GIVEN PASSAGE:

┌──

James Kenneth Dunaway (September 3, 1941 – May 12, 2018) was an American football player.  A defensive tackle, he played college football at the University of Mississippi, and played professionally in the American Football League for the Buffalo Bills, as part of a defensive line that held opposing runners without a rushing touchdown for a pro football record seventeen consecutive games in the 1964 and 1965 AFL seasons.

Murder charge and aftermath 
On July 27, 1998, Dunaway's ex-wife, Nonniel Dunaway, was found dead in a half-empty swimming pool. An autopsy revealed that she had a fractured skull and was unconscious when she was placed in the water by her assailant where she drowned. Prior to this event, she had won a divorce judgment which gave her more than  of property that the couple owned, $1,800 a month in alimony and half of Dunaway's NFL pension. They had been divorced since 1995 and Dunaway was planning to appeal.

└──

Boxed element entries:
┌──

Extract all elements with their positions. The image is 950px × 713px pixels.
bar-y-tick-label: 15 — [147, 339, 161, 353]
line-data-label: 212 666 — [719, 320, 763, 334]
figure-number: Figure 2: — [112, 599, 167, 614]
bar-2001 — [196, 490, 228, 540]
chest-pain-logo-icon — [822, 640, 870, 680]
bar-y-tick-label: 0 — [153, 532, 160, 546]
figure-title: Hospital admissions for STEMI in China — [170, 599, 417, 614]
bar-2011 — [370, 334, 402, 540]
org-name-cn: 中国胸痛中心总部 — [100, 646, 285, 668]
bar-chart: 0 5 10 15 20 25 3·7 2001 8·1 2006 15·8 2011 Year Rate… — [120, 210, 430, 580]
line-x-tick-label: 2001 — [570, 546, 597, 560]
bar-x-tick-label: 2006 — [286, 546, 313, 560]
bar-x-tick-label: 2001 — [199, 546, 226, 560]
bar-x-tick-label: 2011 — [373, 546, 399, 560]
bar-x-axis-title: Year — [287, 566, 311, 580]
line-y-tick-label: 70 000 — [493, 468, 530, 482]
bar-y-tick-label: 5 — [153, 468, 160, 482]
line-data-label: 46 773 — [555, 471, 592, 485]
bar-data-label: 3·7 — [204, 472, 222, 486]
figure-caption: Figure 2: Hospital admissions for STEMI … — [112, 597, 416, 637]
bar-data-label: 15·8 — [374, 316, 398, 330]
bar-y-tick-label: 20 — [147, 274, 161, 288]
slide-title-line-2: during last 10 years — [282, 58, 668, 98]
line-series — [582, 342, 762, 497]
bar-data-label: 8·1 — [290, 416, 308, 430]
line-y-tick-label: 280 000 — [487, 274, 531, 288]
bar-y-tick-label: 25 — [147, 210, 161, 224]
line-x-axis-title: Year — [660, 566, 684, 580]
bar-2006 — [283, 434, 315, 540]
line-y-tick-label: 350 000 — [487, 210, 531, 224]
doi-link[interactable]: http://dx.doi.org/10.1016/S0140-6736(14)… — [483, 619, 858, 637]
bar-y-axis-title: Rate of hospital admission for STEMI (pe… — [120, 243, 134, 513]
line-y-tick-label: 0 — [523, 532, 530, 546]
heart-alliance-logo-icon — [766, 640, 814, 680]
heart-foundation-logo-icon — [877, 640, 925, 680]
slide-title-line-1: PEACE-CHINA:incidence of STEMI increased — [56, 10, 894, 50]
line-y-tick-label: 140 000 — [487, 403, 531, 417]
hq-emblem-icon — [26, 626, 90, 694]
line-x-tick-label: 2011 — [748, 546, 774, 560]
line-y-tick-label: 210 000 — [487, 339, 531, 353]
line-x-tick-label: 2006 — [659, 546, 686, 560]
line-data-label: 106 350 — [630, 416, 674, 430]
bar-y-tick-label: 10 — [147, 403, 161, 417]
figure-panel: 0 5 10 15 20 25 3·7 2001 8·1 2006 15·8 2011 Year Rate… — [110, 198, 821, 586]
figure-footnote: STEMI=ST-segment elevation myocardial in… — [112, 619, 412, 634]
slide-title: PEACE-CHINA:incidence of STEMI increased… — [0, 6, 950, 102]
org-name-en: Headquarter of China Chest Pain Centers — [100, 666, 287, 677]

└──

SHORT TASK A:
In the passage on James Kenneth Dunaway, for how many consecutive games did the defensive line hold opposing runners without a rushing touchdown?
SHORT TASK B:
Set down unchanged the lines of the entries from their first line through the line that contains "line-y-tick-label: 0 — [523, 532, 530, 546]", including both ends.
The passage on James Kenneth Dunaway and the entries are separate, unrelated material.

EXERCISE ANSWER A:
Seventeen consecutive games.

EXERCISE ANSWER B:
Extract all elements with their positions. The image is 950px × 713px pixels.
bar-y-tick-label: 15 — [147, 339, 161, 353]
line-data-label: 212 666 — [719, 320, 763, 334]
figure-number: Figure 2: — [112, 599, 167, 614]
bar-2001 — [196, 490, 228, 540]
chest-pain-logo-icon — [822, 640, 870, 680]
bar-y-tick-label: 0 — [153, 532, 160, 546]
figure-title: Hospital admissions for STEMI in China — [170, 599, 417, 614]
bar-2011 — [370, 334, 402, 540]
org-name-cn: 中国胸痛中心总部 — [100, 646, 285, 668]
bar-chart: 0 5 10 15 20 25 3·7 2001 8·1 2006 15·8 2011 Year Rate… — [120, 210, 430, 580]
line-x-tick-label: 2001 — [570, 546, 597, 560]
bar-x-tick-label: 2006 — [286, 546, 313, 560]
bar-x-tick-label: 2001 — [199, 546, 226, 560]
bar-x-tick-label: 2011 — [373, 546, 399, 560]
bar-x-axis-title: Year — [287, 566, 311, 580]
line-y-tick-label: 70 000 — [493, 468, 530, 482]
bar-y-tick-label: 5 — [153, 468, 160, 482]
line-data-label: 46 773 — [555, 471, 592, 485]
bar-data-label: 3·7 — [204, 472, 222, 486]
figure-caption: Figure 2: Hospital admissions for STEMI … — [112, 597, 416, 637]
bar-data-label: 15·8 — [374, 316, 398, 330]
bar-y-tick-label: 20 — [147, 274, 161, 288]
slide-title-line-2: during last 10 years — [282, 58, 668, 98]
line-series — [582, 342, 762, 497]
bar-data-label: 8·1 — [290, 416, 308, 430]
line-y-tick-label: 280 000 — [487, 274, 531, 288]
bar-y-tick-label: 25 — [147, 210, 161, 224]
line-x-axis-title: Year — [660, 566, 684, 580]
bar-2006 — [283, 434, 315, 540]
line-y-tick-label: 350 000 — [487, 210, 531, 224]
doi-link[interactable]: http://dx.doi.org/10.1016/S0140-6736(14)… — [483, 619, 858, 637]
bar-y-axis-title: Rate of hospital admission for STEMI (pe… — [120, 243, 134, 513]
line-y-tick-label: 0 — [523, 532, 530, 546]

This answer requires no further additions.